◆ **Job**
Transcribe every line exactly and omit anything that is a picture.

━━ Data for this exercise

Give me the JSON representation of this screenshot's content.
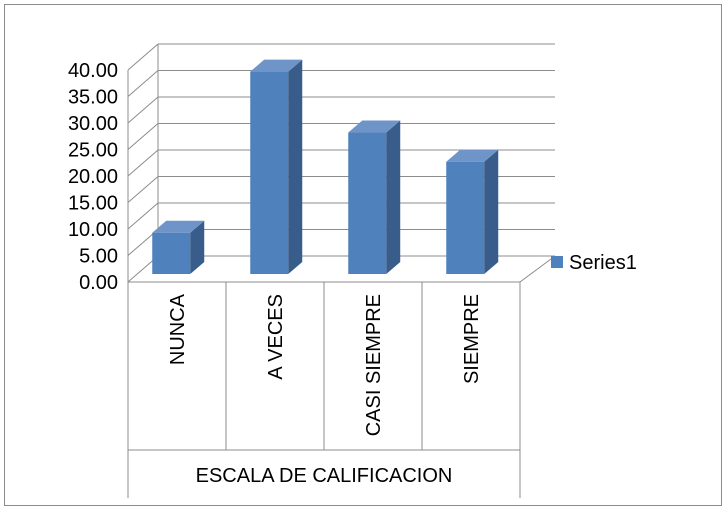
{
  "chart_data": {
    "type": "bar",
    "style": "3d-column",
    "categories": [
      "NUNCA",
      "A VECES",
      "CASI SIEMPRE",
      "SIEMPRE"
    ],
    "series": [
      {
        "name": "Series1",
        "values": [
          9.3,
          39.7,
          28.2,
          22.7
        ]
      }
    ],
    "ylim": [
      0,
      40
    ],
    "yticks": [
      "0.00",
      "5.00",
      "10.00",
      "15.00",
      "20.00",
      "25.00",
      "30.00",
      "35.00",
      "40.00"
    ],
    "xlabel": "ESCALA DE CALIFICACION",
    "grid": true,
    "legend_position": "right",
    "colors": {
      "bar_front": "#4f81bd",
      "bar_side": "#385d8a",
      "bar_top": "#6f94c8",
      "grid": "#8c8c8c"
    }
  }
}
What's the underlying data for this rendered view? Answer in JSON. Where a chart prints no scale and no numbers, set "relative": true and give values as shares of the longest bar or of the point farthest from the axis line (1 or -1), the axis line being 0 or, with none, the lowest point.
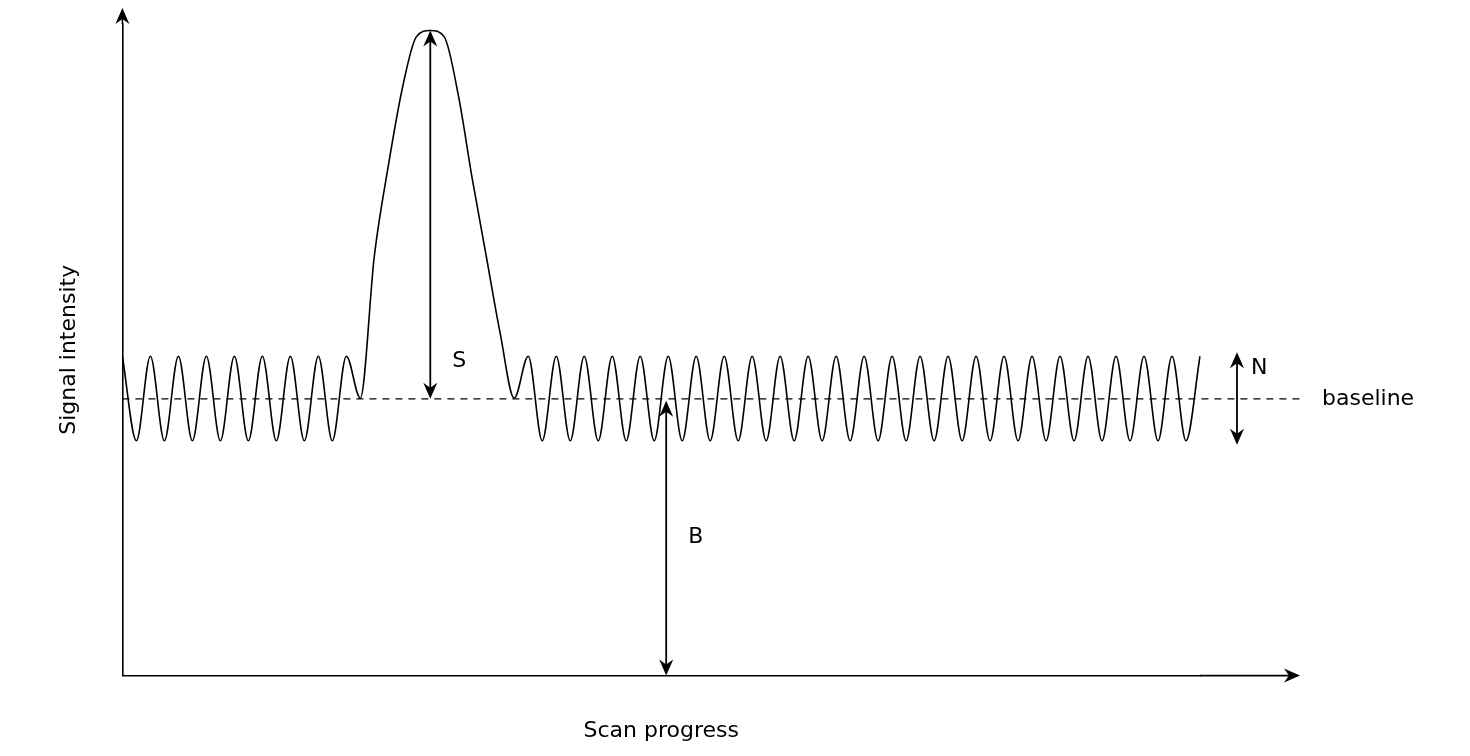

━━━━

◆ **Result of this task**
Give me the JSON representation of this screenshot's content.
{
  "chart_data": {
    "type": "bar",
    "style": "3d-column",
    "categories": [
      "NUNCA",
      "A VECES",
      "CASI SIEMPRE",
      "SIEMPRE"
    ],
    "series": [
      {
        "name": "Series1",
        "values": [
          9.3,
          39.7,
          28.2,
          22.7
        ]
      }
    ],
    "ylim": [
      0,
      40
    ],
    "yticks": [
      "0.00",
      "5.00",
      "10.00",
      "15.00",
      "20.00",
      "25.00",
      "30.00",
      "35.00",
      "40.00"
    ],
    "xlabel": "ESCALA DE CALIFICACION",
    "grid": true,
    "legend_position": "right",
    "colors": {
      "bar_front": "#4f81bd",
      "bar_side": "#385d8a",
      "bar_top": "#6f94c8",
      "grid": "#8c8c8c"
    }
  }
}
What's the underlying data for this rendered view? Answer in JSON. Where a chart prints no scale and no numbers, set "relative": true and give values as shares of the longest bar or of the point farthest from the axis line (1 or -1), the axis line being 0 or, with none, the lowest point.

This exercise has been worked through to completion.